[What this task involves]:
Each record should reappear exactly in your answer, minus any picture.
::::
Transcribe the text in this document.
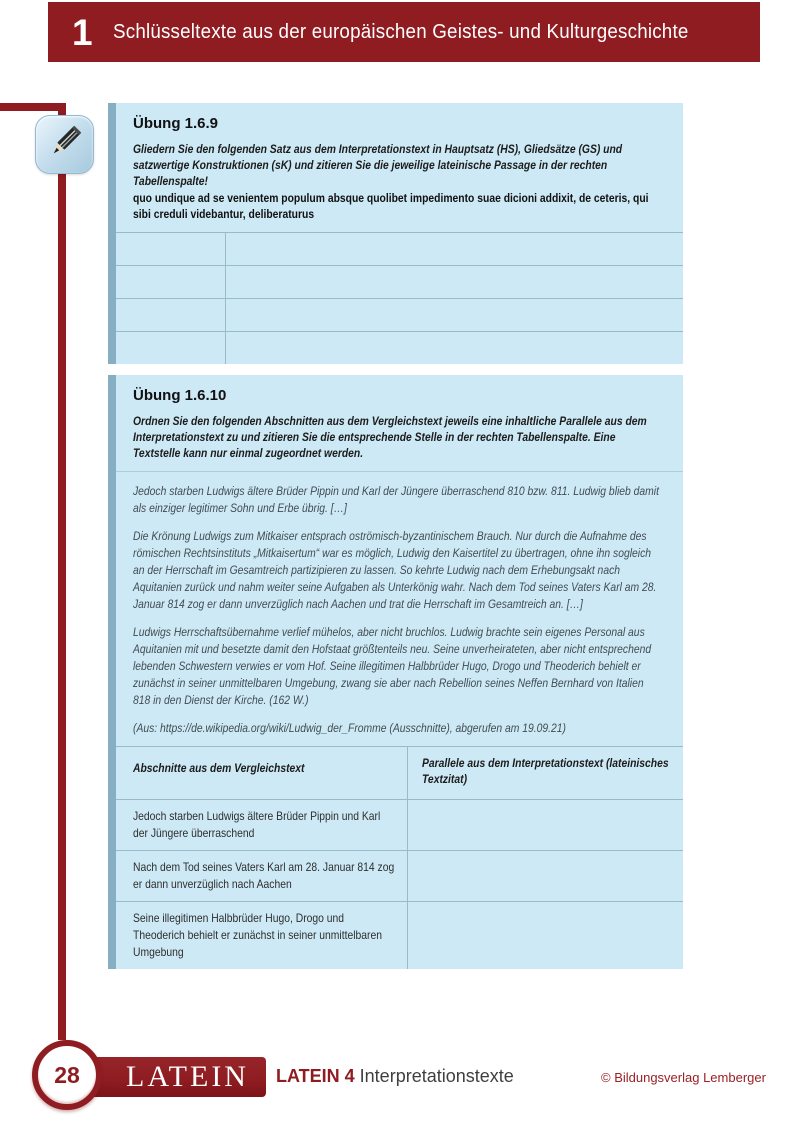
1 Schlüsseltexte aus der europäischen Geistes- und Kulturgeschichte
Übung 1.6.9
Gliedern Sie den folgenden Satz aus dem Interpretationstext in Hauptsatz (HS), Gliedsätze (GS) und satzwertige Konstruktionen (sK) und zitieren Sie die jeweilige lateinische Passage in der rechten Tabellenspalte!
quo undique ad se venientem populum absque quolibet impedimento suae dicioni addixit, de ceteris, qui sibi creduli videbantur, deliberaturus
Übung 1.6.10
Ordnen Sie den folgenden Abschnitten aus dem Vergleichstext jeweils eine inhaltliche Parallele aus dem Interpretationstext zu und zitieren Sie die entsprechende Stelle in der rechten Tabellenspalte. Eine Textstelle kann nur einmal zugeordnet werden.
Jedoch starben Ludwigs ältere Brüder Pippin und Karl der Jüngere überraschend 810 bzw. 811. Ludwig blieb damit als einziger legitimer Sohn und Erbe übrig. […]
Die Krönung Ludwigs zum Mitkaiser entsprach oströmisch-byzantinischem Brauch. Nur durch die Aufnahme des römischen Rechtsinstituts „Mitkaisertum“ war es möglich, Ludwig den Kaisertitel zu übertragen, ohne ihn sogleich an der Herrschaft im Gesamtreich partizipieren zu lassen. So kehrte Ludwig nach dem Erhebungsakt nach Aquitanien zurück und nahm weiter seine Aufgaben als Unterkönig wahr. Nach dem Tod seines Vaters Karl am 28. Januar 814 zog er dann unverzüglich nach Aachen und trat die Herrschaft im Gesamtreich an. […]
Ludwigs Herrschaftsübernahme verlief mühelos, aber nicht bruchlos. Ludwig brachte sein eigenes Personal aus Aquitanien mit und besetzte damit den Hofstaat größtenteils neu. Seine unverheirateten, aber nicht entsprechend lebenden Schwestern verwies er vom Hof. Seine illegitimen Halbbrüder Hugo, Drogo und Theoderich behielt er zunächst in seiner unmittelbaren Umgebung, zwang sie aber nach Rebellion seines Neffen Bernhard von Italien 818 in den Dienst der Kirche. (162 W.)
(Aus: https://de.wikipedia.org/wiki/Ludwig_der_Fromme (Ausschnitte), abgerufen am 19.09.21)
Abschnitte aus dem Vergleichstext	Parallele aus dem Interpretationstext (lateinisches Textzitat)
Jedoch starben Ludwigs ältere Brüder Pippin und Karl der Jüngere überraschend
Nach dem Tod seines Vaters Karl am 28. Januar 814 zog er dann unverzüglich nach Aachen
Seine illegitimen Halbbrüder Hugo, Drogo und Theoderich behielt er zunächst in seiner unmittelbaren Umgebung
LATEIN
28	LATEIN 4 Interpretationstexte	© Bildungsverlag Lemberger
::::
[Answer for the task]:
Transcribe the text in this document.
1 Schlüsseltexte aus der europäischen Geistes- und Kulturgeschichte
Übung 1.6.9
Gliedern Sie den folgenden Satz aus dem Interpretationstext in Hauptsatz (HS), Gliedsätze (GS) und satzwertige Konstruktionen (sK) und zitieren Sie die jeweilige lateinische Passage in der rechten Tabellenspalte!
quo undique ad se venientem populum absque quolibet impedimento suae dicioni addixit, de ceteris, qui sibi creduli videbantur, deliberaturus
Übung 1.6.10
Ordnen Sie den folgenden Abschnitten aus dem Vergleichstext jeweils eine inhaltliche Parallele aus dem Interpretationstext zu und zitieren Sie die entsprechende Stelle in der rechten Tabellenspalte. Eine Textstelle kann nur einmal zugeordnet werden.
Jedoch starben Ludwigs ältere Brüder Pippin und Karl der Jüngere überraschend 810 bzw. 811. Ludwig blieb damit als einziger legitimer Sohn und Erbe übrig. […]
Die Krönung Ludwigs zum Mitkaiser entsprach oströmisch-byzantinischem Brauch. Nur durch die Aufnahme des römischen Rechtsinstituts „Mitkaisertum“ war es möglich, Ludwig den Kaisertitel zu übertragen, ohne ihn sogleich an der Herrschaft im Gesamtreich partizipieren zu lassen. So kehrte Ludwig nach dem Erhebungsakt nach Aquitanien zurück und nahm weiter seine Aufgaben als Unterkönig wahr. Nach dem Tod seines Vaters Karl am 28. Januar 814 zog er dann unverzüglich nach Aachen und trat die Herrschaft im Gesamtreich an. […]
Ludwigs Herrschaftsübernahme verlief mühelos, aber nicht bruchlos. Ludwig brachte sein eigenes Personal aus Aquitanien mit und besetzte damit den Hofstaat größtenteils neu. Seine unverheirateten, aber nicht entsprechend lebenden Schwestern verwies er vom Hof. Seine illegitimen Halbbrüder Hugo, Drogo und Theoderich behielt er zunächst in seiner unmittelbaren Umgebung, zwang sie aber nach Rebellion seines Neffen Bernhard von Italien 818 in den Dienst der Kirche. (162 W.)
(Aus: https://de.wikipedia.org/wiki/Ludwig_der_Fromme (Ausschnitte), abgerufen am 19.09.21)
Abschnitte aus dem Vergleichstext	Parallele aus dem Interpretationstext (lateinisches Textzitat)
Jedoch starben Ludwigs ältere Brüder Pippin und Karl der Jüngere überraschend
Nach dem Tod seines Vaters Karl am 28. Januar 814 zog er dann unverzüglich nach Aachen
Seine illegitimen Halbbrüder Hugo, Drogo und Theoderich behielt er zunächst in seiner unmittelbaren Umgebung
LATEIN
28	LATEIN 4 Interpretationstexte	© Bildungsverlag Lemberger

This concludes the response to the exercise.